▶ **Data excerpts**

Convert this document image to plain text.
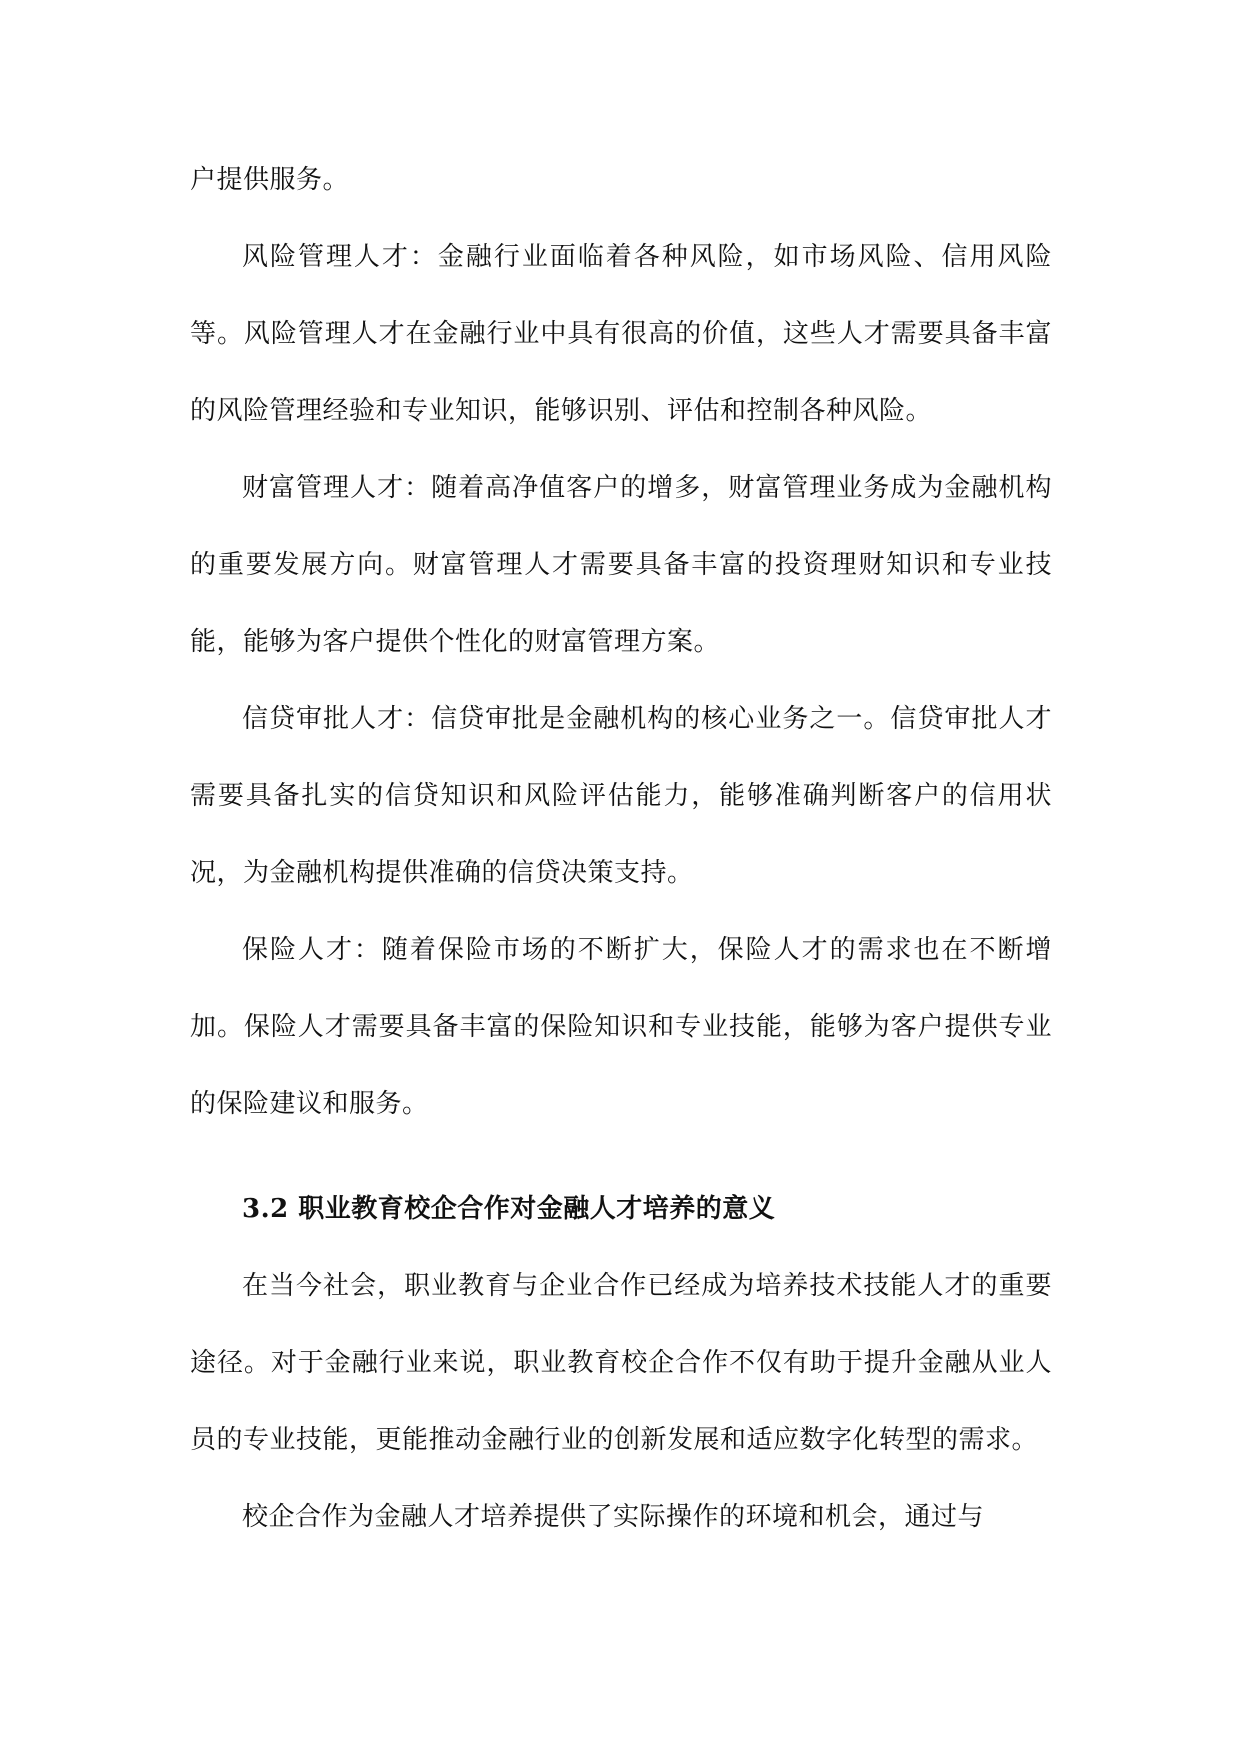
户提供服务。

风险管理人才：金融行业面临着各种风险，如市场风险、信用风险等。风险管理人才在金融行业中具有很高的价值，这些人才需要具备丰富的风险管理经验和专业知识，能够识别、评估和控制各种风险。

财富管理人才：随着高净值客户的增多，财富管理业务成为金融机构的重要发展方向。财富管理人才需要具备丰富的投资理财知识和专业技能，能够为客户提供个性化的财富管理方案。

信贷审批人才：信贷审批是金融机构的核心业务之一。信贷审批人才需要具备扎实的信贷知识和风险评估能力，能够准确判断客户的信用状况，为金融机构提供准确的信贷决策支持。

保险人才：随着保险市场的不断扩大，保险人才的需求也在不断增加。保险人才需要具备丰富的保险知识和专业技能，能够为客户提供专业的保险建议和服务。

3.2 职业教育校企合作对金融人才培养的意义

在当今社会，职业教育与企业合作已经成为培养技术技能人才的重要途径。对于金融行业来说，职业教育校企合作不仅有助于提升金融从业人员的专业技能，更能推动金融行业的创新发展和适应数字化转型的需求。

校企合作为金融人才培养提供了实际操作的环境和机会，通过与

▶ **Task objective**
Give every record again exactly, apart from the pictures, which stay out.

▶ **Complete answer**
Convert this document image to plain text.
户提供服务。

风险管理人才：金融行业面临着各种风险，如市场风险、信用风险等。风险管理人才在金融行业中具有很高的价值，这些人才需要具备丰富的风险管理经验和专业知识，能够识别、评估和控制各种风险。

财富管理人才：随着高净值客户的增多，财富管理业务成为金融机构的重要发展方向。财富管理人才需要具备丰富的投资理财知识和专业技能，能够为客户提供个性化的财富管理方案。

信贷审批人才：信贷审批是金融机构的核心业务之一。信贷审批人才需要具备扎实的信贷知识和风险评估能力，能够准确判断客户的信用状况，为金融机构提供准确的信贷决策支持。

保险人才：随着保险市场的不断扩大，保险人才的需求也在不断增加。保险人才需要具备丰富的保险知识和专业技能，能够为客户提供专业的保险建议和服务。

3.2 职业教育校企合作对金融人才培养的意义

在当今社会，职业教育与企业合作已经成为培养技术技能人才的重要途径。对于金融行业来说，职业教育校企合作不仅有助于提升金融从业人员的专业技能，更能推动金融行业的创新发展和适应数字化转型的需求。

校企合作为金融人才培养提供了实际操作的环境和机会，通过与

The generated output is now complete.